**Source records:**
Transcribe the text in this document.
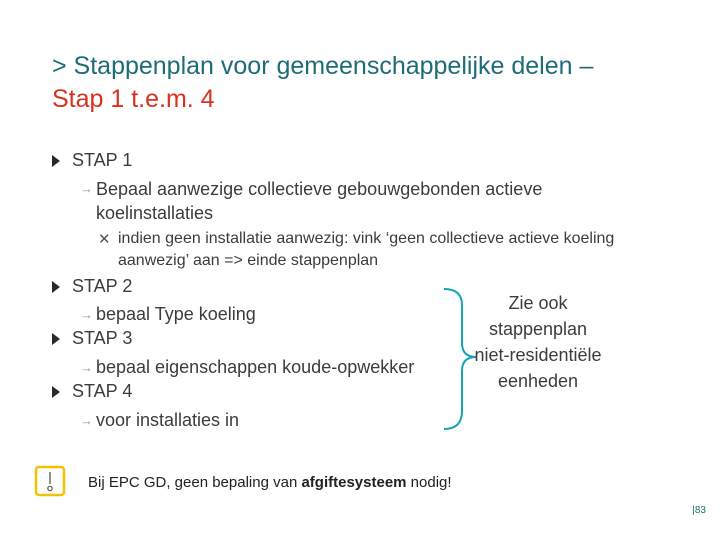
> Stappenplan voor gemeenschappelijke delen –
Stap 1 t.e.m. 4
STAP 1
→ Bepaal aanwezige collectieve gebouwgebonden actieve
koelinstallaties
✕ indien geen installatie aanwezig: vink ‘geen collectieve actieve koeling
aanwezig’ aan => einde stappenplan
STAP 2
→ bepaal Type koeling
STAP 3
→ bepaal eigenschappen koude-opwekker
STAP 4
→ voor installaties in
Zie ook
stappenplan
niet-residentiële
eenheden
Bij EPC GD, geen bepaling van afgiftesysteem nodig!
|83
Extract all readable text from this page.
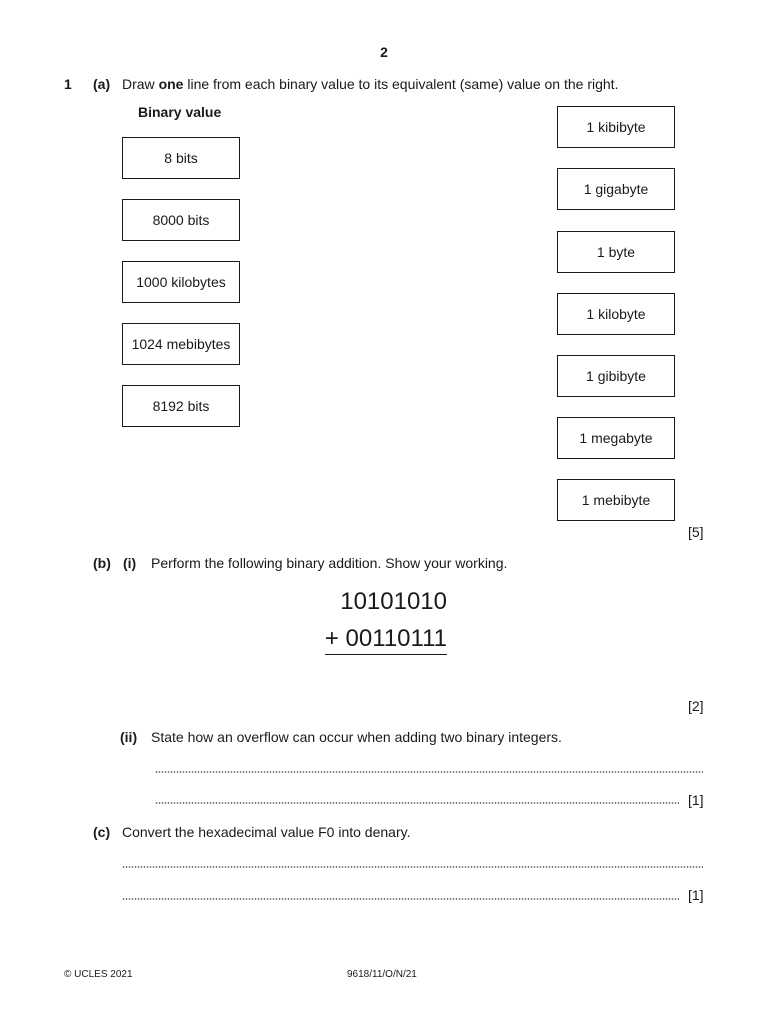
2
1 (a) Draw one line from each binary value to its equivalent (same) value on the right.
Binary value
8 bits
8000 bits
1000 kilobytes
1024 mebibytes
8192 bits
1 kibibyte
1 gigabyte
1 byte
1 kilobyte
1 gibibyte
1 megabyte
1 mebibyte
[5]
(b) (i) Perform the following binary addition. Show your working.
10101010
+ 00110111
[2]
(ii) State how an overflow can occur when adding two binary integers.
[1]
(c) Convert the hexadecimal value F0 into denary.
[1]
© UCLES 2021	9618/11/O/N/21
...
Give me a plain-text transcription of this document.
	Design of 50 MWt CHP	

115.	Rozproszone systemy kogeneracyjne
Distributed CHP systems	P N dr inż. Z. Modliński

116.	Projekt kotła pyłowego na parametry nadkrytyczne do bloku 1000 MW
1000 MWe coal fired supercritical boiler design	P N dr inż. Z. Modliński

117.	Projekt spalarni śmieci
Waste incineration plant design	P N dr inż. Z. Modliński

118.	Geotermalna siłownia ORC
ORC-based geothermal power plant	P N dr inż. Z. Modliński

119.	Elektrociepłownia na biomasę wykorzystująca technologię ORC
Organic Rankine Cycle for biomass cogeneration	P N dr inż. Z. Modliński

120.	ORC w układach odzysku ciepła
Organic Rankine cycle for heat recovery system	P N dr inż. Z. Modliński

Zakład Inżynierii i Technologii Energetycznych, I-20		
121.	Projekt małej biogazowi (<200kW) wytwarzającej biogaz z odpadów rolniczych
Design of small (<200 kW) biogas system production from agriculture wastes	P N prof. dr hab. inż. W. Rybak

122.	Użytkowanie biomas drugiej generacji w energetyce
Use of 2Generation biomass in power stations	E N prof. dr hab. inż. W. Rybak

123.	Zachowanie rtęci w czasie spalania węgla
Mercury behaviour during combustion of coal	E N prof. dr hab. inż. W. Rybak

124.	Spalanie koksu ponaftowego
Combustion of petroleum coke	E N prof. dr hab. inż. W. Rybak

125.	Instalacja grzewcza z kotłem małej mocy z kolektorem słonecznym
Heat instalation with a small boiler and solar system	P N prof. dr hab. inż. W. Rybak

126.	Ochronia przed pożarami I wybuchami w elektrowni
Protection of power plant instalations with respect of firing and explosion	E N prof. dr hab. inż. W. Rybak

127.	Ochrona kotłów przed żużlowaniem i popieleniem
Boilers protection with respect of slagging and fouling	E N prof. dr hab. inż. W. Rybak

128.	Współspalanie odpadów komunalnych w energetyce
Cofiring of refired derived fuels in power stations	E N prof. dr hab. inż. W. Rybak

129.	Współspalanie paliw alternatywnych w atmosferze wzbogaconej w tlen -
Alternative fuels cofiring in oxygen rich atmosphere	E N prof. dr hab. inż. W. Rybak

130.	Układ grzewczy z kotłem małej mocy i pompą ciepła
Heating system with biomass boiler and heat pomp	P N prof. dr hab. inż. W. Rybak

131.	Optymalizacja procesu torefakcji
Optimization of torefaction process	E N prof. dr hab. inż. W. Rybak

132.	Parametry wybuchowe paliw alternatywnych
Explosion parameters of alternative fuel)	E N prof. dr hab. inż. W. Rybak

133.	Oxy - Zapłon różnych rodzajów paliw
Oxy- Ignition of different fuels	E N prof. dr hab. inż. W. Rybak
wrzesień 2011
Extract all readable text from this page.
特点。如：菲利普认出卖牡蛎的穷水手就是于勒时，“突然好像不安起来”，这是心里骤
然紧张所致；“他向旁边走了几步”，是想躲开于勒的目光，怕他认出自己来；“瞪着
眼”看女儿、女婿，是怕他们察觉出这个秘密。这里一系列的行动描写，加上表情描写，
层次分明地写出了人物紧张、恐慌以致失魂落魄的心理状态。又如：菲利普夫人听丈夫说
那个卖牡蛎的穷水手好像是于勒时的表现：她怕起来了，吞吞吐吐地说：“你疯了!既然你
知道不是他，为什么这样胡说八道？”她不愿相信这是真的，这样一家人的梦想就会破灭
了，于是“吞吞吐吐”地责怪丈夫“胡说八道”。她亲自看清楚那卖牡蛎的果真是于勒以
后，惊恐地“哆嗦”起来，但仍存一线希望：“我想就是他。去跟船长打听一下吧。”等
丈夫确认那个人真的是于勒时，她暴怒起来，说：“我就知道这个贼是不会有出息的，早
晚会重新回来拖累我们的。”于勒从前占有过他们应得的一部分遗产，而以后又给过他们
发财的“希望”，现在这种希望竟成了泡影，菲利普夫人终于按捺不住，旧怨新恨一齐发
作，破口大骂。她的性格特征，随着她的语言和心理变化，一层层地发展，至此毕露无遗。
--
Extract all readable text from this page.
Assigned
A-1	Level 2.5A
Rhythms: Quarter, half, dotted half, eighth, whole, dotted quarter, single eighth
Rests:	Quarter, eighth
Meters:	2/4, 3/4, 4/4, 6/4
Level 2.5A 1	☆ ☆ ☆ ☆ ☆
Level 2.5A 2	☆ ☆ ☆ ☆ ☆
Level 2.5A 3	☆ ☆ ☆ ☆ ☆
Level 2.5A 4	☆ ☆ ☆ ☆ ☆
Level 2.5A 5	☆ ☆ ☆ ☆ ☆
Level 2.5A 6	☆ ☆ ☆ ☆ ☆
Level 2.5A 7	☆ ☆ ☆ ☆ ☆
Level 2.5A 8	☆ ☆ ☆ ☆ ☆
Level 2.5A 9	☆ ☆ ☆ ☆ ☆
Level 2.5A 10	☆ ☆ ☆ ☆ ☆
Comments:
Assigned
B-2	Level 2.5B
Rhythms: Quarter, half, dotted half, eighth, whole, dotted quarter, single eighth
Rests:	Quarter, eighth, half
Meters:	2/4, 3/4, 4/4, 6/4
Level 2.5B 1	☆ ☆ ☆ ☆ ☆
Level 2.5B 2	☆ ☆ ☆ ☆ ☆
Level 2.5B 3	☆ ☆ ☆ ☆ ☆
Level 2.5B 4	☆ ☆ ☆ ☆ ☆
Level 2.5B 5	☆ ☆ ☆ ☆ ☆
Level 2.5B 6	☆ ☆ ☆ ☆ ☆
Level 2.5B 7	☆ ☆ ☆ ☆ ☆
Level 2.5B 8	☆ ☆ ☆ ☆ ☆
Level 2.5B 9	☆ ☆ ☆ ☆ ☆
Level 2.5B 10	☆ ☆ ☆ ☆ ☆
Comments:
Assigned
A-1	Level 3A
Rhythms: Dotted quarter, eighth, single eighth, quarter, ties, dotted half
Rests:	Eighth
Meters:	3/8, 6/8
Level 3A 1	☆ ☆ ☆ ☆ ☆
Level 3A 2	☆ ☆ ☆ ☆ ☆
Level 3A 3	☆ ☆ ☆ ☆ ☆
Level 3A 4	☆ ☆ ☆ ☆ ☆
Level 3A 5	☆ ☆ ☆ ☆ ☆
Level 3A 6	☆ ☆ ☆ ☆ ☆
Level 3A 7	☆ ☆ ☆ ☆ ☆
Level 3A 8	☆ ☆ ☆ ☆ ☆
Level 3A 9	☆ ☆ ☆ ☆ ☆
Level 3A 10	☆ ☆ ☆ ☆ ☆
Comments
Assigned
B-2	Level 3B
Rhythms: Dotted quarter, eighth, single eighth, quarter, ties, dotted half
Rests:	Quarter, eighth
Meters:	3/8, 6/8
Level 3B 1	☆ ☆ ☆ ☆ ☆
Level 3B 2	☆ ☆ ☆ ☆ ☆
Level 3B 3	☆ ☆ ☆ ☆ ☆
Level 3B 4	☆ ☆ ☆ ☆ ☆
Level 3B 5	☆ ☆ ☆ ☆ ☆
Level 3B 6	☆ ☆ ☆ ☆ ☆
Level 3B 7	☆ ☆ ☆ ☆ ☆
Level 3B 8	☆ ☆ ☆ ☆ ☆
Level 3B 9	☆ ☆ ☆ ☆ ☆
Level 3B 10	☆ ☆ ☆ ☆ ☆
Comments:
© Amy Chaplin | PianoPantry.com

**PROBLEM TO WORK ON:**
Extract all lines of the records above that include "Rankine".

**EXERCISE RESPONSE:**
Organic Rankine Cycle for biomass cogeneration	P N dr inż. Z. Modliński
Organic Rankine cycle for heat recovery system	P N dr inż. Z. Modliński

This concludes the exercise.